#### What you have to do
Narrow the data below down to the lines containing "name".

#### The input
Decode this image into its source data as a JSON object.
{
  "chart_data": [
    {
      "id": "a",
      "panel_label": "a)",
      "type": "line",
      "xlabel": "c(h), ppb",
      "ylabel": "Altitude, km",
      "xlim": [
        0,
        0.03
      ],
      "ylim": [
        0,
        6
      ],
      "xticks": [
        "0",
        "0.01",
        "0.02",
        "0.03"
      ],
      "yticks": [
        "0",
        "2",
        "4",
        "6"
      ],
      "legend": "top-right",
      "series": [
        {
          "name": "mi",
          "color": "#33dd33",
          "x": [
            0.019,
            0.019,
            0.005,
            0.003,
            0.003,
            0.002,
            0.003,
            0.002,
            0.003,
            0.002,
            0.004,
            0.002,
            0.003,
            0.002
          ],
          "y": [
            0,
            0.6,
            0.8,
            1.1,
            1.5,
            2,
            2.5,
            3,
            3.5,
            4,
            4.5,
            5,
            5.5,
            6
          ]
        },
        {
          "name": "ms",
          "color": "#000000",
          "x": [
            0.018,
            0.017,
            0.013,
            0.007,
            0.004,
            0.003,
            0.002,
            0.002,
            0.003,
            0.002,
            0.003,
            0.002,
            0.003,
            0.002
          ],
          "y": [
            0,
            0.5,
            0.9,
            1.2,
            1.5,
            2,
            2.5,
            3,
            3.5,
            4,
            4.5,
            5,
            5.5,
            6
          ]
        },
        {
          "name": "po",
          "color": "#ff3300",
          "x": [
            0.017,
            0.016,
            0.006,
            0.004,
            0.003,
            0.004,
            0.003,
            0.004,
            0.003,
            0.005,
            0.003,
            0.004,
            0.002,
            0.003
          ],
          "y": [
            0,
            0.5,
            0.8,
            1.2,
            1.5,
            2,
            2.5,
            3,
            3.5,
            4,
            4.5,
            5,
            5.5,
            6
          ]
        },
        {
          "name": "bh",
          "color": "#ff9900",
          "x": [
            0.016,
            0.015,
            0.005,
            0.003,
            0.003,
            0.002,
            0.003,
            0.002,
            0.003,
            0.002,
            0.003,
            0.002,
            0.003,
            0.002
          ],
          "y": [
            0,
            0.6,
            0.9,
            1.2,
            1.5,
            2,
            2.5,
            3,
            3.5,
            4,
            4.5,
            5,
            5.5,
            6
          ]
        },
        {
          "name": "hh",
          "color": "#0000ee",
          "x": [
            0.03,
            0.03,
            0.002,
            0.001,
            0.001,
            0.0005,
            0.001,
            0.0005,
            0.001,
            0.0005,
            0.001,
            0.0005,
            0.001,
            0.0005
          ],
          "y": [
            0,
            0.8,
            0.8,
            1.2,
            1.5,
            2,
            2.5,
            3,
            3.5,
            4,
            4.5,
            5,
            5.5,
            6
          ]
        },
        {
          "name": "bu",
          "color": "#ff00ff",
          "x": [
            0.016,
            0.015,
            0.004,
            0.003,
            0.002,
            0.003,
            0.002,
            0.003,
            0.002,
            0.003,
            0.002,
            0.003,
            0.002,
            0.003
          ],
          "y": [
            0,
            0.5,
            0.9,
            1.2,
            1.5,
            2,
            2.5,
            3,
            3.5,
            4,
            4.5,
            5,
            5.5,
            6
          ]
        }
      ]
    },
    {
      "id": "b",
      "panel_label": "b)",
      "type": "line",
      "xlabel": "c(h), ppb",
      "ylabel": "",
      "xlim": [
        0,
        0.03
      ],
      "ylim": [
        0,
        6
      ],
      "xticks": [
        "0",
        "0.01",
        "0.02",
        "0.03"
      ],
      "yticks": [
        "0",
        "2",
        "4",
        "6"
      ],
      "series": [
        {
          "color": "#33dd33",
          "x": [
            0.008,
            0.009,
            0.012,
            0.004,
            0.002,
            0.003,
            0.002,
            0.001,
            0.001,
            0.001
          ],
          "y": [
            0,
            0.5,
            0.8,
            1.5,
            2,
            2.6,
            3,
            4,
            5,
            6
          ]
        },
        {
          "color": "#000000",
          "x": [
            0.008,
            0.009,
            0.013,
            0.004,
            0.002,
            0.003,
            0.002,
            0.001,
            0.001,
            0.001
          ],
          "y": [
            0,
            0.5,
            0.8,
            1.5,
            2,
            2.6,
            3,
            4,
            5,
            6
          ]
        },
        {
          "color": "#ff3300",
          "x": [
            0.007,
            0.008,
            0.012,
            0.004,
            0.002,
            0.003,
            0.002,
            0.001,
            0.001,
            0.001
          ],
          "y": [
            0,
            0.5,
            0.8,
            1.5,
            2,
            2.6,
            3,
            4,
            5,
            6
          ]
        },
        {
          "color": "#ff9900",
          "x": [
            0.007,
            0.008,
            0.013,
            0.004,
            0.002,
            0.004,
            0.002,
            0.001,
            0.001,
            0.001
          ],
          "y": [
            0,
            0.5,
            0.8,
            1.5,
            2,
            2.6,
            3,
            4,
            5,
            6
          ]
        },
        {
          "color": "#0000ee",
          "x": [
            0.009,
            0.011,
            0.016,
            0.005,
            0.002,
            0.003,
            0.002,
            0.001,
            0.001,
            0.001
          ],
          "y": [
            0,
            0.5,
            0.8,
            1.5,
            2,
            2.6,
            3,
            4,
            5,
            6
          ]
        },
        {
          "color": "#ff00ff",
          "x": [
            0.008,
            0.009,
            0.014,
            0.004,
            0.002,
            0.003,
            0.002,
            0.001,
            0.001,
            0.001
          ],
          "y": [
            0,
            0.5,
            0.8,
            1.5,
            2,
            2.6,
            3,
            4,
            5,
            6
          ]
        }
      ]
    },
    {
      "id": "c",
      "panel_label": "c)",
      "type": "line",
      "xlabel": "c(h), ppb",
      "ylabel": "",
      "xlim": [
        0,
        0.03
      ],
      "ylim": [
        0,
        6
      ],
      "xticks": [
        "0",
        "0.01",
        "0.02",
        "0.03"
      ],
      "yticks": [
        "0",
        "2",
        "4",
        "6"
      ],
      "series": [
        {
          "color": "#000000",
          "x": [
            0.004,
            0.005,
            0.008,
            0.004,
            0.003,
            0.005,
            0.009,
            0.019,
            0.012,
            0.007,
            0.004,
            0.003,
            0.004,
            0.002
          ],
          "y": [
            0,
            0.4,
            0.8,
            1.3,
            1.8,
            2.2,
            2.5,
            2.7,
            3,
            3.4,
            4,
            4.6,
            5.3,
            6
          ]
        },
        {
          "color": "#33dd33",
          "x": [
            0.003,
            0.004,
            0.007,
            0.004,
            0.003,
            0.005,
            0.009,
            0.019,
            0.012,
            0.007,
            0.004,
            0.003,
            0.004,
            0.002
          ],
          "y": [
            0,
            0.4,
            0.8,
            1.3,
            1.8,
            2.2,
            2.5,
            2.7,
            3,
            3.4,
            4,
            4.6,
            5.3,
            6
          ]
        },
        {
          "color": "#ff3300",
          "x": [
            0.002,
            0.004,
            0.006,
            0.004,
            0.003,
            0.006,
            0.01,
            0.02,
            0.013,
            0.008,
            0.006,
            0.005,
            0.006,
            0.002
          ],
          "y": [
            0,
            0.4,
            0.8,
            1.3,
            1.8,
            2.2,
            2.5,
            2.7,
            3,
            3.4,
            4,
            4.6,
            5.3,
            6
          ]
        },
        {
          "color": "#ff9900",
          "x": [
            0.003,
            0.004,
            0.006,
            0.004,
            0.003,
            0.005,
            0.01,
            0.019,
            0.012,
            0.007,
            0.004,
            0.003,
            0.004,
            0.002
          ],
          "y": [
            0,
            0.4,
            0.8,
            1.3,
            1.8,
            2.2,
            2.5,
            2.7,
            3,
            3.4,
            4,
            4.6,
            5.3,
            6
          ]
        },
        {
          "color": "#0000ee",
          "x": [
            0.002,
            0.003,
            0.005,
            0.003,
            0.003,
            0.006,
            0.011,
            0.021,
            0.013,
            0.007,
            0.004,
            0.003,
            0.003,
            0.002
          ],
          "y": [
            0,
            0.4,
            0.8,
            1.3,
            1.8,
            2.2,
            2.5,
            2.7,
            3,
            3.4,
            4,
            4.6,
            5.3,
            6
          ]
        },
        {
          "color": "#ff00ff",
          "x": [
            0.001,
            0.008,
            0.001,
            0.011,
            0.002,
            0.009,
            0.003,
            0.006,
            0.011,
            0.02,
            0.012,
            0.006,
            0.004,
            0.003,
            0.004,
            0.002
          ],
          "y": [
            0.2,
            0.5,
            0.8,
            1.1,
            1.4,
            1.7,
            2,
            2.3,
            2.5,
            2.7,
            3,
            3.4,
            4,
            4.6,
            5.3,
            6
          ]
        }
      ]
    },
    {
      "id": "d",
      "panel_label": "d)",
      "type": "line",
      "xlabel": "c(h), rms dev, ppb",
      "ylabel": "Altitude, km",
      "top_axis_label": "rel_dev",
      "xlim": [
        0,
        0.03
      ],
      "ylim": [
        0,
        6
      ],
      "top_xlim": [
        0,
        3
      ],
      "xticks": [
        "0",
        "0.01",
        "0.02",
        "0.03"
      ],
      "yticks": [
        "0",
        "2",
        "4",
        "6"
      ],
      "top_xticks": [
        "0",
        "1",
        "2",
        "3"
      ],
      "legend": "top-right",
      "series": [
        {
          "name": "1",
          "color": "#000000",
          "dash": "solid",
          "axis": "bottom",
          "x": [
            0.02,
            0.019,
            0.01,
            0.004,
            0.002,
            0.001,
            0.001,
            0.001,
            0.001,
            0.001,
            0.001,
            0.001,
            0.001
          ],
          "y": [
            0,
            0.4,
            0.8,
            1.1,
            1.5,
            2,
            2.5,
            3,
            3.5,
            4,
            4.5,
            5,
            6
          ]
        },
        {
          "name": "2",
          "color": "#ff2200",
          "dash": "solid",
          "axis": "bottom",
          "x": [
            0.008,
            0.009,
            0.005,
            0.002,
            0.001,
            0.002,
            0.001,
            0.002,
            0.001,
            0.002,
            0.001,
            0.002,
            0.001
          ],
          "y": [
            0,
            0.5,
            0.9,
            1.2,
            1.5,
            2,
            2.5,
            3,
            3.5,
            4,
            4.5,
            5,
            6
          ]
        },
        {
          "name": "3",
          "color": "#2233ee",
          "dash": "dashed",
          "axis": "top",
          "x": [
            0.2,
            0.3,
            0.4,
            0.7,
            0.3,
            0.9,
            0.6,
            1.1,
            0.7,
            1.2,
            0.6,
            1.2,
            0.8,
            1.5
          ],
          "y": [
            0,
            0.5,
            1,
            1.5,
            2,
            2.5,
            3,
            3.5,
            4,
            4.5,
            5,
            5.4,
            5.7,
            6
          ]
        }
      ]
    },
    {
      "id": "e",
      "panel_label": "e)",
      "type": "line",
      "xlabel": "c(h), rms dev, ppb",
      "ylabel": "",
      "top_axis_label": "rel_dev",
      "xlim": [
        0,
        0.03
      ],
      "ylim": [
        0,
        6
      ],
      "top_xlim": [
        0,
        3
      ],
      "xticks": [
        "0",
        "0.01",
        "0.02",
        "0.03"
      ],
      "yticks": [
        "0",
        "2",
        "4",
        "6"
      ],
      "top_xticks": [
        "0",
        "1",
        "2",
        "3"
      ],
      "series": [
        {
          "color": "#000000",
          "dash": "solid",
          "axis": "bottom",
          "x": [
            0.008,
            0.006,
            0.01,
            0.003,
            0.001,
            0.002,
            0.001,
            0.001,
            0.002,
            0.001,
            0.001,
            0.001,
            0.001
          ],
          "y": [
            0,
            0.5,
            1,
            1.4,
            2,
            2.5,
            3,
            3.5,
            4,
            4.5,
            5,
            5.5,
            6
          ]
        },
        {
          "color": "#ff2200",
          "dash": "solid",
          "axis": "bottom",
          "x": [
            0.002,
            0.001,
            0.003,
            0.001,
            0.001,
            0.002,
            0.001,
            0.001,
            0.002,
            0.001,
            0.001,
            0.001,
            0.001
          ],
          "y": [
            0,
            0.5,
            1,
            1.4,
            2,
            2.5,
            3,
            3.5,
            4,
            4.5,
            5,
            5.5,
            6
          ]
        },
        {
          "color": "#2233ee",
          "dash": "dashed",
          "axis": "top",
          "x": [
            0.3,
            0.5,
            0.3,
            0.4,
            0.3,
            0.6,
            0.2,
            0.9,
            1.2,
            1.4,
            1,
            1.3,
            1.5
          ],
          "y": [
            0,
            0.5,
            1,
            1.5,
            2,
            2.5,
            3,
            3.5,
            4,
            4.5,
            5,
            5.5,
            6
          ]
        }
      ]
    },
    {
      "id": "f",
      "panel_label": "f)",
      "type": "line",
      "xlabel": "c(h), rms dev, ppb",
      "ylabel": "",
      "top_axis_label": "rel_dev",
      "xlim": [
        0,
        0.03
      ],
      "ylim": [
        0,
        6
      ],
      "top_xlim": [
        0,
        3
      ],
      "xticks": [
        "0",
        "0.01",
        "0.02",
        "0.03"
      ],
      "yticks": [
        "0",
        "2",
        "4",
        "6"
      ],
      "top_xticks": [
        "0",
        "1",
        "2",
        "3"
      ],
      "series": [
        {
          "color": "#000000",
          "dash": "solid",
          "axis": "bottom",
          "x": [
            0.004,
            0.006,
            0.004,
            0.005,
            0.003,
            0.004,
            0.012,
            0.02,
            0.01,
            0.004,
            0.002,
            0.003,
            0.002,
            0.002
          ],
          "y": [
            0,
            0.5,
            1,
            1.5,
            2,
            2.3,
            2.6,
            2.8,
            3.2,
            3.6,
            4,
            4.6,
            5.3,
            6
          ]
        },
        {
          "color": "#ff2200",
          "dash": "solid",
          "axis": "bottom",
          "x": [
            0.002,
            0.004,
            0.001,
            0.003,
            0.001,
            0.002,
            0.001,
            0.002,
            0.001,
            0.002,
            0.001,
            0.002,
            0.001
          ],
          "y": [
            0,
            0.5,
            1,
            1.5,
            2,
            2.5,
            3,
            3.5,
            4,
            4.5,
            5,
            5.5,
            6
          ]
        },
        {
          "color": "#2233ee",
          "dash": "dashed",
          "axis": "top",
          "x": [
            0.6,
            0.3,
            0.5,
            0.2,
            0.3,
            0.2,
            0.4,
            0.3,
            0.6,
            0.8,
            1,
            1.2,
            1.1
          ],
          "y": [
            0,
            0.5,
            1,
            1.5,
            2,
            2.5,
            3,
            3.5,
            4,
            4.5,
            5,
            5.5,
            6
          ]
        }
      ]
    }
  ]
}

#### Solved exercise
          "name": "mi",
          "name": "ms",
          "name": "po",
          "name": "bh",
          "name": "hh",
          "name": "bu",
          "name": "1",
          "name": "2",
          "name": "3",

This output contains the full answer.